• What this task involves
Omit the pictures and return every entry exactly as written.

• Extracted data
####################

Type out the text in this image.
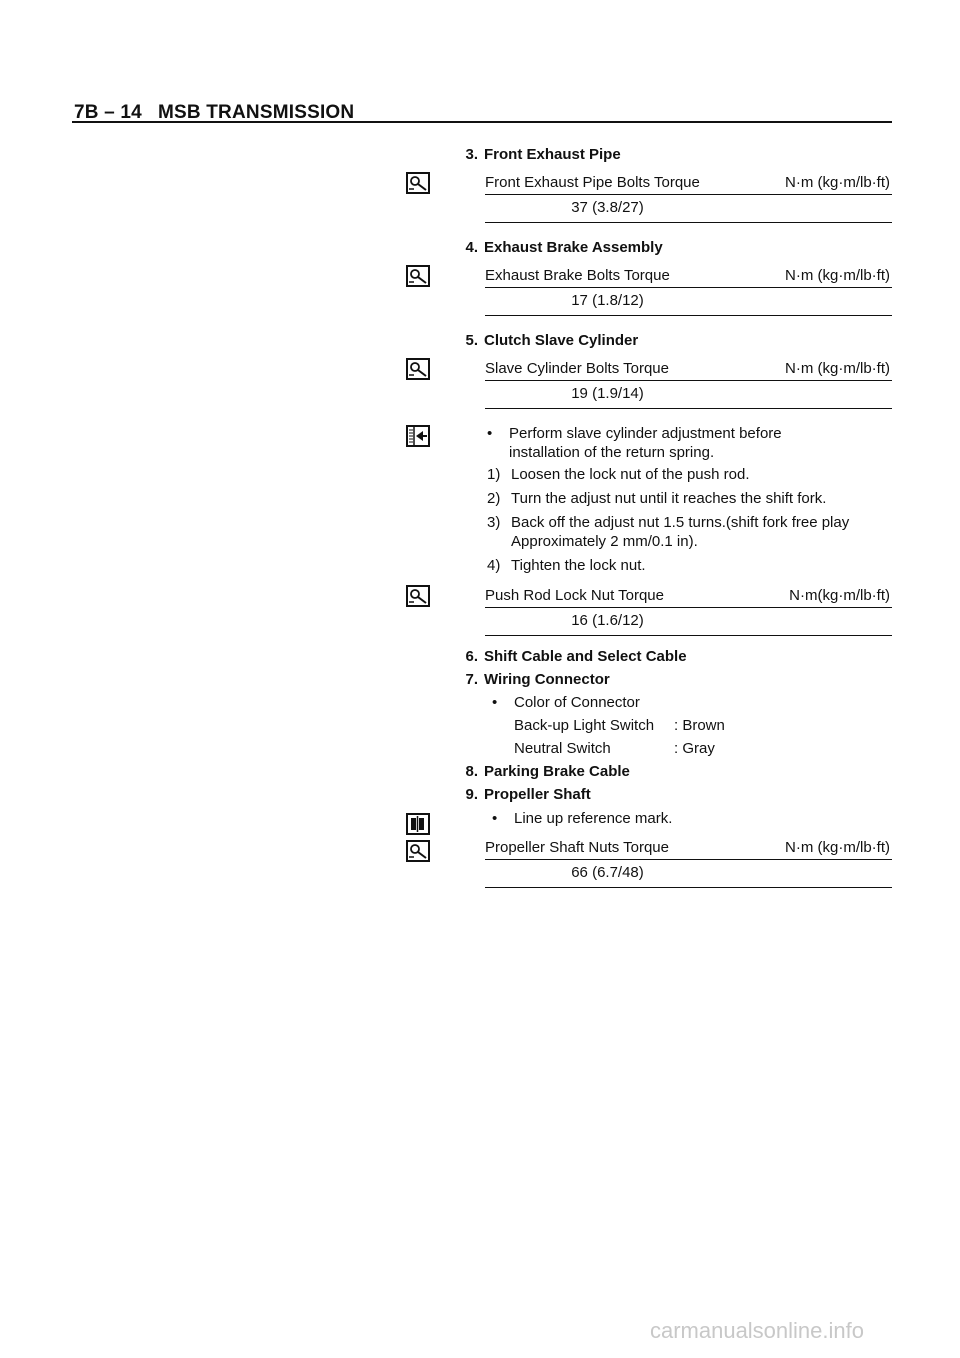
7B – 14 MSB TRANSMISSION
3. Front Exhaust Pipe
Front Exhaust Pipe Bolts Torque	N·m (kg·m/lb·ft)
37 (3.8/27)
4. Exhaust Brake Assembly
Exhaust Brake Bolts Torque	N·m (kg·m/lb·ft)
17 (1.8/12)
5. Clutch Slave Cylinder
Slave Cylinder Bolts Torque	N·m (kg·m/lb·ft)
19 (1.9/14)
• Perform slave cylinder adjustment before
installation of the return spring.
1) Loosen the lock nut of the push rod.
2) Turn the adjust nut until it reaches the shift fork.
3) Back off the adjust nut 1.5 turns.(shift fork free play
Approximately 2 mm/0.1 in).
4) Tighten the lock nut.
Push Rod Lock Nut Torque	N·m(kg·m/lb·ft)
16 (1.6/12)
6. Shift Cable and Select Cable
7. Wiring Connector
• Color of Connector
Back-up Light Switch : Brown
Neutral Switch	: Gray
8. Parking Brake Cable
9. Propeller Shaft
• Line up reference mark.
Propeller Shaft Nuts Torque	N·m (kg·m/lb·ft)
66 (6.7/48)
carmanualsonline.info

####################

• Exercise answer
Type out the text in this image.
7B – 14 MSB TRANSMISSION
3. Front Exhaust Pipe
Front Exhaust Pipe Bolts Torque	N·m (kg·m/lb·ft)
37 (3.8/27)
4. Exhaust Brake Assembly
Exhaust Brake Bolts Torque	N·m (kg·m/lb·ft)
17 (1.8/12)
5. Clutch Slave Cylinder
Slave Cylinder Bolts Torque	N·m (kg·m/lb·ft)
19 (1.9/14)
• Perform slave cylinder adjustment before
installation of the return spring.
1) Loosen the lock nut of the push rod.
2) Turn the adjust nut until it reaches the shift fork.
3) Back off the adjust nut 1.5 turns.(shift fork free play
Approximately 2 mm/0.1 in).
4) Tighten the lock nut.
Push Rod Lock Nut Torque	N·m(kg·m/lb·ft)
16 (1.6/12)
6. Shift Cable and Select Cable
7. Wiring Connector
• Color of Connector
Back-up Light Switch : Brown
Neutral Switch	: Gray
8. Parking Brake Cable
9. Propeller Shaft
• Line up reference mark.
Propeller Shaft Nuts Torque	N·m (kg·m/lb·ft)
66 (6.7/48)
carmanualsonline.info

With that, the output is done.